** STATED PROBLEM **
Reproduce the entire listing word for word.

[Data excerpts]
········

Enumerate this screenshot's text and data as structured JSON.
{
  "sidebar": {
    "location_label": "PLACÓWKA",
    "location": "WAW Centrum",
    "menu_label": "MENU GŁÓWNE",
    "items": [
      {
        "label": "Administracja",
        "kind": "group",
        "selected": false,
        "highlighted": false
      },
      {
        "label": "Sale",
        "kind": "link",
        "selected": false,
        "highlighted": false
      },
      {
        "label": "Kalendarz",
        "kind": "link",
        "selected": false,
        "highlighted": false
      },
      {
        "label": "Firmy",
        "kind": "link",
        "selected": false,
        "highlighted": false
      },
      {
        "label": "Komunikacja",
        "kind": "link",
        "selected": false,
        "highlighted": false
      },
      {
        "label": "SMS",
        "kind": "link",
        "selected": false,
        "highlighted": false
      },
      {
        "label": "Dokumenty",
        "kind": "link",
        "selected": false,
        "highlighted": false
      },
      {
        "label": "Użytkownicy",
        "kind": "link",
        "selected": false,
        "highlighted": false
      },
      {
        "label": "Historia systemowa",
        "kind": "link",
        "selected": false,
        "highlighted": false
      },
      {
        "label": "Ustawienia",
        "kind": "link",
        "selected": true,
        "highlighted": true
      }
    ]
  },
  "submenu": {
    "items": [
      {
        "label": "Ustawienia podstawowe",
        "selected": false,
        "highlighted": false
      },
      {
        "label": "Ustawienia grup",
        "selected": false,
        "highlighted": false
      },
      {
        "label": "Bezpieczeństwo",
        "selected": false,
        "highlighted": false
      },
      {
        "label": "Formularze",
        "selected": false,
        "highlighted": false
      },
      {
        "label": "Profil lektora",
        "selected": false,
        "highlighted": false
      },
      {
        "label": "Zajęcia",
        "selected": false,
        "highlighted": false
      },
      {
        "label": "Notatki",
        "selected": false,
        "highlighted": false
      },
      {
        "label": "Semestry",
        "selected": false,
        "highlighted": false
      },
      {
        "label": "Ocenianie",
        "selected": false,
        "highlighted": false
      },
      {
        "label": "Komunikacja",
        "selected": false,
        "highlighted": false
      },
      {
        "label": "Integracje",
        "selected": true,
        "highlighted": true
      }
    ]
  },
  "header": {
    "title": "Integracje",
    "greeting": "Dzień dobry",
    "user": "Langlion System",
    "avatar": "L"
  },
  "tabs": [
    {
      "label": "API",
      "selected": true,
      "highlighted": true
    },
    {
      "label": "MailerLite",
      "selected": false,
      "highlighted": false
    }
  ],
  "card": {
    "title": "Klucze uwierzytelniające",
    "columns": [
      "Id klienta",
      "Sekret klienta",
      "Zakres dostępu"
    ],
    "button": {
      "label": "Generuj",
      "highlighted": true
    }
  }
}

········

** FINISHED EXERCISE **
Enumerate this screenshot's text and data as structured JSON.
{
  "sidebar": {
    "location_label": "PLACÓWKA",
    "location": "WAW Centrum",
    "menu_label": "MENU GŁÓWNE",
    "items": [
      {
        "label": "Administracja",
        "kind": "group",
        "selected": false,
        "highlighted": false
      },
      {
        "label": "Sale",
        "kind": "link",
        "selected": false,
        "highlighted": false
      },
      {
        "label": "Kalendarz",
        "kind": "link",
        "selected": false,
        "highlighted": false
      },
      {
        "label": "Firmy",
        "kind": "link",
        "selected": false,
        "highlighted": false
      },
      {
        "label": "Komunikacja",
        "kind": "link",
        "selected": false,
        "highlighted": false
      },
      {
        "label": "SMS",
        "kind": "link",
        "selected": false,
        "highlighted": false
      },
      {
        "label": "Dokumenty",
        "kind": "link",
        "selected": false,
        "highlighted": false
      },
      {
        "label": "Użytkownicy",
        "kind": "link",
        "selected": false,
        "highlighted": false
      },
      {
        "label": "Historia systemowa",
        "kind": "link",
        "selected": false,
        "highlighted": false
      },
      {
        "label": "Ustawienia",
        "kind": "link",
        "selected": true,
        "highlighted": true
      }
    ]
  },
  "submenu": {
    "items": [
      {
        "label": "Ustawienia podstawowe",
        "selected": false,
        "highlighted": false
      },
      {
        "label": "Ustawienia grup",
        "selected": false,
        "highlighted": false
      },
      {
        "label": "Bezpieczeństwo",
        "selected": false,
        "highlighted": false
      },
      {
        "label": "Formularze",
        "selected": false,
        "highlighted": false
      },
      {
        "label": "Profil lektora",
        "selected": false,
        "highlighted": false
      },
      {
        "label": "Zajęcia",
        "selected": false,
        "highlighted": false
      },
      {
        "label": "Notatki",
        "selected": false,
        "highlighted": false
      },
      {
        "label": "Semestry",
        "selected": false,
        "highlighted": false
      },
      {
        "label": "Ocenianie",
        "selected": false,
        "highlighted": false
      },
      {
        "label": "Komunikacja",
        "selected": false,
        "highlighted": false
      },
      {
        "label": "Integracje",
        "selected": true,
        "highlighted": true
      }
    ]
  },
  "header": {
    "title": "Integracje",
    "greeting": "Dzień dobry",
    "user": "Langlion System",
    "avatar": "L"
  },
  "tabs": [
    {
      "label": "API",
      "selected": true,
      "highlighted": true
    },
    {
      "label": "MailerLite",
      "selected": false,
      "highlighted": false
    }
  ],
  "card": {
    "title": "Klucze uwierzytelniające",
    "columns": [
      "Id klienta",
      "Sekret klienta",
      "Zakres dostępu"
    ],
    "button": {
      "label": "Generuj",
      "highlighted": true
    }
  }
}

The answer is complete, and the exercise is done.